• Objective:
Give the material once more, word for word, without any images.

• Recorded data:
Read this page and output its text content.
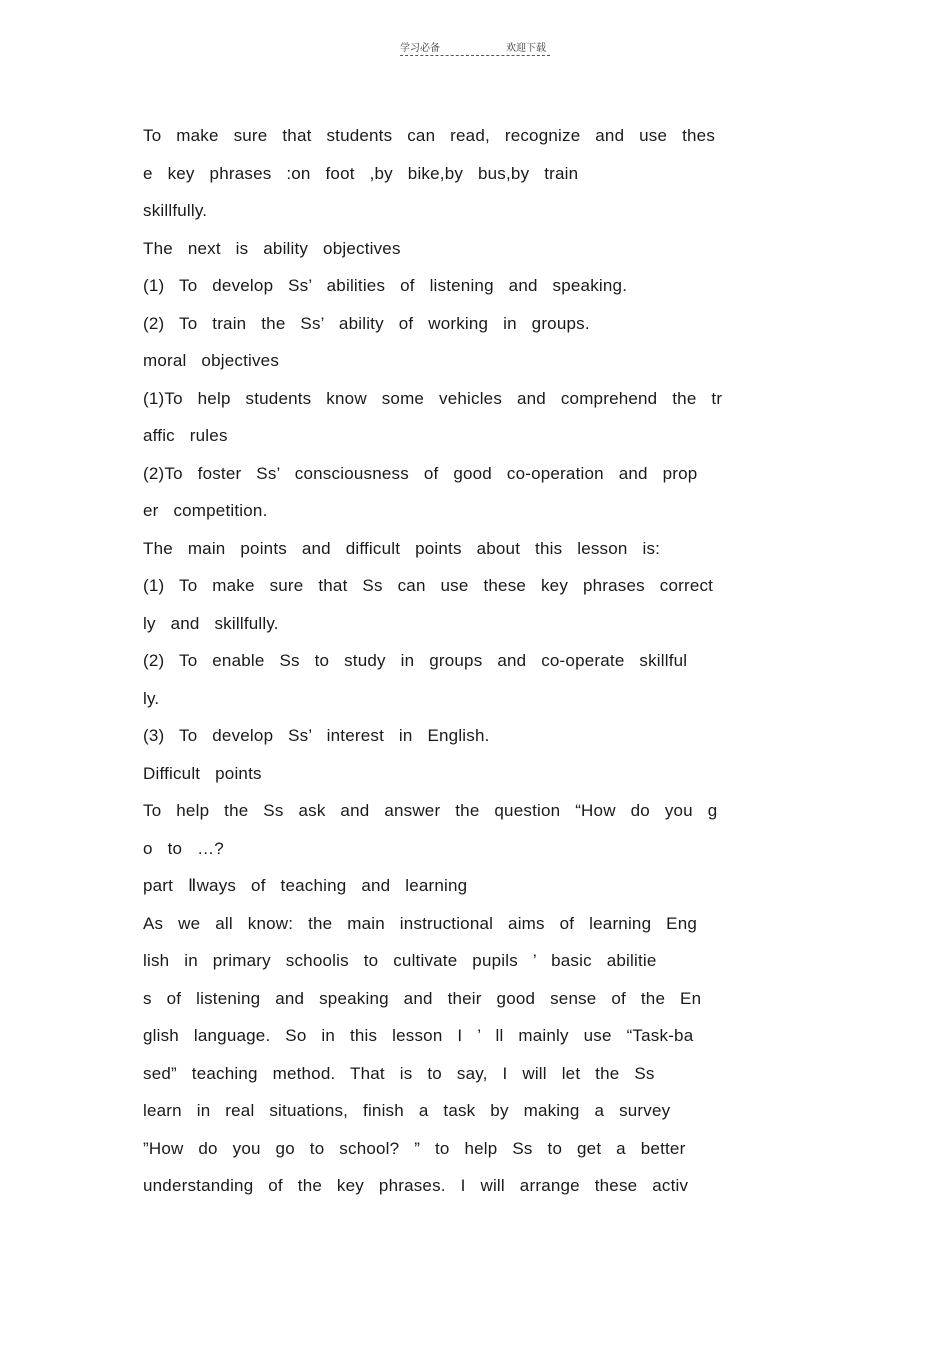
学习必备	欢迎下载
To make sure that students can read, recognize and use thes
e key phrases :on foot ,by bike,by bus,by train
skillfully.
The next is ability objectives
(1) To develop Ss’ abilities of listening and speaking.
(2) To train the Ss’ ability of working in groups.
moral objectives
(1)To help students know some vehicles and comprehend the tr
affic rules
(2)To foster Ss’ consciousness of good co-operation and prop
er competition.
The main points and difficult points about this lesson is:
(1) To make sure that Ss can use these key phrases correct
ly and skillfully.
(2) To enable Ss to study in groups and co-operate skillful
ly.
(3) To develop Ss’ interest in English.
Difficult points
To help the Ss ask and answer the question “How do you g
o to …?
part Ⅱways of teaching and learning
As we all know: the main instructional aims of learning Eng
lish in primary schoolis to cultivate pupils ’ basic abilitie
s of listening and speaking and their good sense of the En
glish language. So in this lesson I ’ ll mainly use “Task-ba
sed” teaching method. That is to say, I will let the Ss
learn in real situations, finish a task by making a survey
”How do you go to school? ” to help Ss to get a better
understanding of the key phrases. I will arrange these activ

• In response:
Read this page and output its text content.
学习必备	欢迎下载
To make sure that students can read, recognize and use thes
e key phrases :on foot ,by bike,by bus,by train
skillfully.
The next is ability objectives
(1) To develop Ss’ abilities of listening and speaking.
(2) To train the Ss’ ability of working in groups.
moral objectives
(1)To help students know some vehicles and comprehend the tr
affic rules
(2)To foster Ss’ consciousness of good co-operation and prop
er competition.
The main points and difficult points about this lesson is:
(1) To make sure that Ss can use these key phrases correct
ly and skillfully.
(2) To enable Ss to study in groups and co-operate skillful
ly.
(3) To develop Ss’ interest in English.
Difficult points
To help the Ss ask and answer the question “How do you g
o to …?
part Ⅱways of teaching and learning
As we all know: the main instructional aims of learning Eng
lish in primary schoolis to cultivate pupils ’ basic abilitie
s of listening and speaking and their good sense of the En
glish language. So in this lesson I ’ ll mainly use “Task-ba
sed” teaching method. That is to say, I will let the Ss
learn in real situations, finish a task by making a survey
”How do you go to school? ” to help Ss to get a better
understanding of the key phrases. I will arrange these activ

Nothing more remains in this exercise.